***** EXCERPTED DATA

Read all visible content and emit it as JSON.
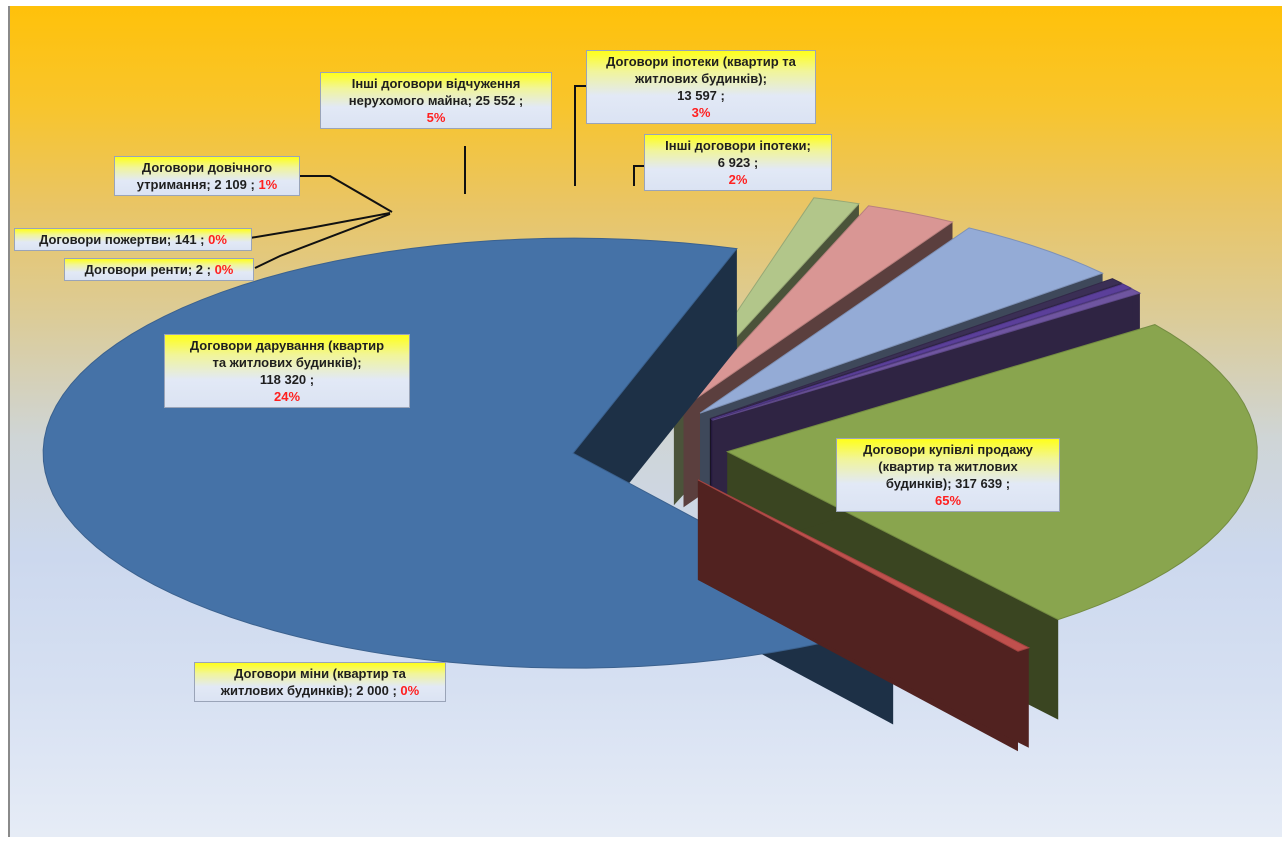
{
  "chart_data": {
    "type": "pie",
    "title": "",
    "slices": [
      {
        "label": "Договори купівлі продажу (квартир та житлових будинків)",
        "value": 317639,
        "value_text": "317 639",
        "percent": "65%",
        "color": "#4572a7"
      },
      {
        "label": "Договори міни (квартир та житлових будинків)",
        "value": 2000,
        "value_text": "2 000",
        "percent": "0%",
        "color": "#c0504d"
      },
      {
        "label": "Договори дарування (квартир та житлових будинків)",
        "value": 118320,
        "value_text": "118 320",
        "percent": "24%",
        "color": "#89a54e"
      },
      {
        "label": "Договори ренти",
        "value": 2,
        "value_text": "2",
        "percent": "0%",
        "color": "#6f55a0"
      },
      {
        "label": "Договори пожертви",
        "value": 141,
        "value_text": "141",
        "percent": "0%",
        "color": "#5b3f9a"
      },
      {
        "label": "Договори довічного утримання",
        "value": 2109,
        "value_text": "2 109",
        "percent": "1%",
        "color": "#3b2f55"
      },
      {
        "label": "Інші договори відчуження нерухомого майна",
        "value": 25552,
        "value_text": "25 552",
        "percent": "5%",
        "color": "#94abd6"
      },
      {
        "label": "Договори іпотеки (квартир та житлових будинків)",
        "value": 13597,
        "value_text": "13 597",
        "percent": "3%",
        "color": "#d99694"
      },
      {
        "label": "Інші договори іпотеки",
        "value": 6923,
        "value_text": "6 923",
        "percent": "2%",
        "color": "#b2c68a"
      }
    ]
  },
  "labels": {
    "sale_1": "Договори купівлі продажу",
    "sale_2": "(квартир та житлових",
    "sale_3": "будинків); 317 639 ;",
    "sale_pct": "65%",
    "exchange_1": "Договори міни (квартир та",
    "exchange_2": "житлових будинків); 2 000 ;",
    "exchange_pct": "0%",
    "gift_1": "Договори дарування (квартир",
    "gift_2": "та житлових будинків);",
    "gift_3": "118 320 ;",
    "gift_pct": "24%",
    "rent": "Договори ренти; 2 ;",
    "rent_pct": "0%",
    "donation": "Договори пожертви; 141 ;",
    "donation_pct": "0%",
    "lifecare_1": "Договори довічного",
    "lifecare_2": "утримання; 2 109 ;",
    "lifecare_pct": "1%",
    "other_alien_1": "Інші договори відчуження",
    "other_alien_2": "нерухомого майна; 25 552 ;",
    "other_alien_pct": "5%",
    "mortgage_1": "Договори іпотеки (квартир та",
    "mortgage_2": "житлових будинків);",
    "mortgage_3": "13 597 ;",
    "mortgage_pct": "3%",
    "other_mortgage_1": "Інші договори іпотеки;",
    "other_mortgage_2": "6 923 ;",
    "other_mortgage_pct": "2%"
  }
}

**********

## GIVEN INSTRUCTION
Quote every line of the records above exactly; no picture is to be copied.

## ANSWER TO THIS PROBLEM
Read all visible content and emit it as JSON.
{
  "chart_data": {
    "type": "pie",
    "title": "",
    "slices": [
      {
        "label": "Договори купівлі продажу (квартир та житлових будинків)",
        "value": 317639,
        "value_text": "317 639",
        "percent": "65%",
        "color": "#4572a7"
      },
      {
        "label": "Договори міни (квартир та житлових будинків)",
        "value": 2000,
        "value_text": "2 000",
        "percent": "0%",
        "color": "#c0504d"
      },
      {
        "label": "Договори дарування (квартир та житлових будинків)",
        "value": 118320,
        "value_text": "118 320",
        "percent": "24%",
        "color": "#89a54e"
      },
      {
        "label": "Договори ренти",
        "value": 2,
        "value_text": "2",
        "percent": "0%",
        "color": "#6f55a0"
      },
      {
        "label": "Договори пожертви",
        "value": 141,
        "value_text": "141",
        "percent": "0%",
        "color": "#5b3f9a"
      },
      {
        "label": "Договори довічного утримання",
        "value": 2109,
        "value_text": "2 109",
        "percent": "1%",
        "color": "#3b2f55"
      },
      {
        "label": "Інші договори відчуження нерухомого майна",
        "value": 25552,
        "value_text": "25 552",
        "percent": "5%",
        "color": "#94abd6"
      },
      {
        "label": "Договори іпотеки (квартир та житлових будинків)",
        "value": 13597,
        "value_text": "13 597",
        "percent": "3%",
        "color": "#d99694"
      },
      {
        "label": "Інші договори іпотеки",
        "value": 6923,
        "value_text": "6 923",
        "percent": "2%",
        "color": "#b2c68a"
      }
    ]
  },
  "labels": {
    "sale_1": "Договори купівлі продажу",
    "sale_2": "(квартир та житлових",
    "sale_3": "будинків); 317 639 ;",
    "sale_pct": "65%",
    "exchange_1": "Договори міни (квартир та",
    "exchange_2": "житлових будинків); 2 000 ;",
    "exchange_pct": "0%",
    "gift_1": "Договори дарування (квартир",
    "gift_2": "та житлових будинків);",
    "gift_3": "118 320 ;",
    "gift_pct": "24%",
    "rent": "Договори ренти; 2 ;",
    "rent_pct": "0%",
    "donation": "Договори пожертви; 141 ;",
    "donation_pct": "0%",
    "lifecare_1": "Договори довічного",
    "lifecare_2": "утримання; 2 109 ;",
    "lifecare_pct": "1%",
    "other_alien_1": "Інші договори відчуження",
    "other_alien_2": "нерухомого майна; 25 552 ;",
    "other_alien_pct": "5%",
    "mortgage_1": "Договори іпотеки (квартир та",
    "mortgage_2": "житлових будинків);",
    "mortgage_3": "13 597 ;",
    "mortgage_pct": "3%",
    "other_mortgage_1": "Інші договори іпотеки;",
    "other_mortgage_2": "6 923 ;",
    "other_mortgage_pct": "2%"
  }
}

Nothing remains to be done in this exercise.